> **Given instruction**
Below are records to be output exactly, every one of them.

═════ Exercise materials ═════

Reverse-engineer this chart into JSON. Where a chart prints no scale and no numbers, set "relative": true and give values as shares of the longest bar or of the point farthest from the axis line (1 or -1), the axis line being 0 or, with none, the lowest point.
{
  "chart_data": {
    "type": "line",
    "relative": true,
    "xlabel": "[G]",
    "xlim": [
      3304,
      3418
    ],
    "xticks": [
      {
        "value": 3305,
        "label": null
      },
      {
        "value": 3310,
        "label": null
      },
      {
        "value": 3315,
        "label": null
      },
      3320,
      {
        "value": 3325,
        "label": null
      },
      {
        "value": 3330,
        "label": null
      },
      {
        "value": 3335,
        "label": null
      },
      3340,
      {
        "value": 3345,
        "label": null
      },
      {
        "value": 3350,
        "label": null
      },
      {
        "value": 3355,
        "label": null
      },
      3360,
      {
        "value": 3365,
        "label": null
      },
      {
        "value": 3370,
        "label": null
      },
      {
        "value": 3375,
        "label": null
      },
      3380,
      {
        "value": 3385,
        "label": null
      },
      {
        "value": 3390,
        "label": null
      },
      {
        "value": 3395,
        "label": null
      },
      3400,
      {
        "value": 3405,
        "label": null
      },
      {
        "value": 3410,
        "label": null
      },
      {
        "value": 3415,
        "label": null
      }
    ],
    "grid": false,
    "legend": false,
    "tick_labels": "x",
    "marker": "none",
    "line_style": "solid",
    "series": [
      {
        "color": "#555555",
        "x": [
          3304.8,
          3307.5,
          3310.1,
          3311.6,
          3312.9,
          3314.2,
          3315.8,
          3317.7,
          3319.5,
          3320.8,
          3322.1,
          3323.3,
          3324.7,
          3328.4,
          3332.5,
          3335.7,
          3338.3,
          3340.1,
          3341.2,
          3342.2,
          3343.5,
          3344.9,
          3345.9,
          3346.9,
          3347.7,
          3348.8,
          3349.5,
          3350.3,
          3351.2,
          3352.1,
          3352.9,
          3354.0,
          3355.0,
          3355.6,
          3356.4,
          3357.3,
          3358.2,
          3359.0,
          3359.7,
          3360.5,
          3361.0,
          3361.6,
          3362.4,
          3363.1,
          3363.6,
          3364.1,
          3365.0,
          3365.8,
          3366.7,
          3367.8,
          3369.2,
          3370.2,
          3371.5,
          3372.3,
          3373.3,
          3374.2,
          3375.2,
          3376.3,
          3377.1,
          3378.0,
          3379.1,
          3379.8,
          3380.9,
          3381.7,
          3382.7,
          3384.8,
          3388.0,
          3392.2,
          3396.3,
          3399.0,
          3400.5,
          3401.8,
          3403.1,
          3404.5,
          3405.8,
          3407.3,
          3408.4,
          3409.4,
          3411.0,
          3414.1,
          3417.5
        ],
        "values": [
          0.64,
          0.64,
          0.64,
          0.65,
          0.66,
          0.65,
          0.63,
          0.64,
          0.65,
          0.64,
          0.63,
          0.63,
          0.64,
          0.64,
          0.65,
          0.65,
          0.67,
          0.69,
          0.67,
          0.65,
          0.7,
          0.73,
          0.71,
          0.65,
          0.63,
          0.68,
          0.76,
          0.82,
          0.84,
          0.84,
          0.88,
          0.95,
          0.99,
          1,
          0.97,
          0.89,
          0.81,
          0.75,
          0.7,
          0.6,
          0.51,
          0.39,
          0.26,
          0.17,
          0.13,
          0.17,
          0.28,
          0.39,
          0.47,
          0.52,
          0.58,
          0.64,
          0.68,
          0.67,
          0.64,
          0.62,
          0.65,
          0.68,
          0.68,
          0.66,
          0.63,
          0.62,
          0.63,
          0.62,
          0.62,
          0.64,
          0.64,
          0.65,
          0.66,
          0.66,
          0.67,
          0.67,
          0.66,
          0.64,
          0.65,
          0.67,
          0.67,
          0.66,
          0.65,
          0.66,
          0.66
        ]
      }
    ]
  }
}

═════

> **Worked answer**
Reverse-engineer this chart into JSON. Where a chart prints no scale and no numbers, set "relative": true and give values as shares of the longest bar or of the point farthest from the axis line (1 or -1), the axis line being 0 or, with none, the lowest point.
{
  "chart_data": {
    "type": "line",
    "relative": true,
    "xlabel": "[G]",
    "xlim": [
      3304,
      3418
    ],
    "xticks": [
      {
        "value": 3305,
        "label": null
      },
      {
        "value": 3310,
        "label": null
      },
      {
        "value": 3315,
        "label": null
      },
      3320,
      {
        "value": 3325,
        "label": null
      },
      {
        "value": 3330,
        "label": null
      },
      {
        "value": 3335,
        "label": null
      },
      3340,
      {
        "value": 3345,
        "label": null
      },
      {
        "value": 3350,
        "label": null
      },
      {
        "value": 3355,
        "label": null
      },
      3360,
      {
        "value": 3365,
        "label": null
      },
      {
        "value": 3370,
        "label": null
      },
      {
        "value": 3375,
        "label": null
      },
      3380,
      {
        "value": 3385,
        "label": null
      },
      {
        "value": 3390,
        "label": null
      },
      {
        "value": 3395,
        "label": null
      },
      3400,
      {
        "value": 3405,
        "label": null
      },
      {
        "value": 3410,
        "label": null
      },
      {
        "value": 3415,
        "label": null
      }
    ],
    "grid": false,
    "legend": false,
    "tick_labels": "x",
    "marker": "none",
    "line_style": "solid",
    "series": [
      {
        "color": "#555555",
        "x": [
          3304.8,
          3307.5,
          3310.1,
          3311.6,
          3312.9,
          3314.2,
          3315.8,
          3317.7,
          3319.5,
          3320.8,
          3322.1,
          3323.3,
          3324.7,
          3328.4,
          3332.5,
          3335.7,
          3338.3,
          3340.1,
          3341.2,
          3342.2,
          3343.5,
          3344.9,
          3345.9,
          3346.9,
          3347.7,
          3348.8,
          3349.5,
          3350.3,
          3351.2,
          3352.1,
          3352.9,
          3354.0,
          3355.0,
          3355.6,
          3356.4,
          3357.3,
          3358.2,
          3359.0,
          3359.7,
          3360.5,
          3361.0,
          3361.6,
          3362.4,
          3363.1,
          3363.6,
          3364.1,
          3365.0,
          3365.8,
          3366.7,
          3367.8,
          3369.2,
          3370.2,
          3371.5,
          3372.3,
          3373.3,
          3374.2,
          3375.2,
          3376.3,
          3377.1,
          3378.0,
          3379.1,
          3379.8,
          3380.9,
          3381.7,
          3382.7,
          3384.8,
          3388.0,
          3392.2,
          3396.3,
          3399.0,
          3400.5,
          3401.8,
          3403.1,
          3404.5,
          3405.8,
          3407.3,
          3408.4,
          3409.4,
          3411.0,
          3414.1,
          3417.5
        ],
        "values": [
          0.64,
          0.64,
          0.64,
          0.65,
          0.66,
          0.65,
          0.63,
          0.64,
          0.65,
          0.64,
          0.63,
          0.63,
          0.64,
          0.64,
          0.65,
          0.65,
          0.67,
          0.69,
          0.67,
          0.65,
          0.7,
          0.73,
          0.71,
          0.65,
          0.63,
          0.68,
          0.76,
          0.82,
          0.84,
          0.84,
          0.88,
          0.95,
          0.99,
          1,
          0.97,
          0.89,
          0.81,
          0.75,
          0.7,
          0.6,
          0.51,
          0.39,
          0.26,
          0.17,
          0.13,
          0.17,
          0.28,
          0.39,
          0.47,
          0.52,
          0.58,
          0.64,
          0.68,
          0.67,
          0.64,
          0.62,
          0.65,
          0.68,
          0.68,
          0.66,
          0.63,
          0.62,
          0.63,
          0.62,
          0.62,
          0.64,
          0.64,
          0.65,
          0.66,
          0.66,
          0.67,
          0.67,
          0.66,
          0.64,
          0.65,
          0.67,
          0.67,
          0.66,
          0.65,
          0.66,
          0.66
        ]
      }
    ]
  }
}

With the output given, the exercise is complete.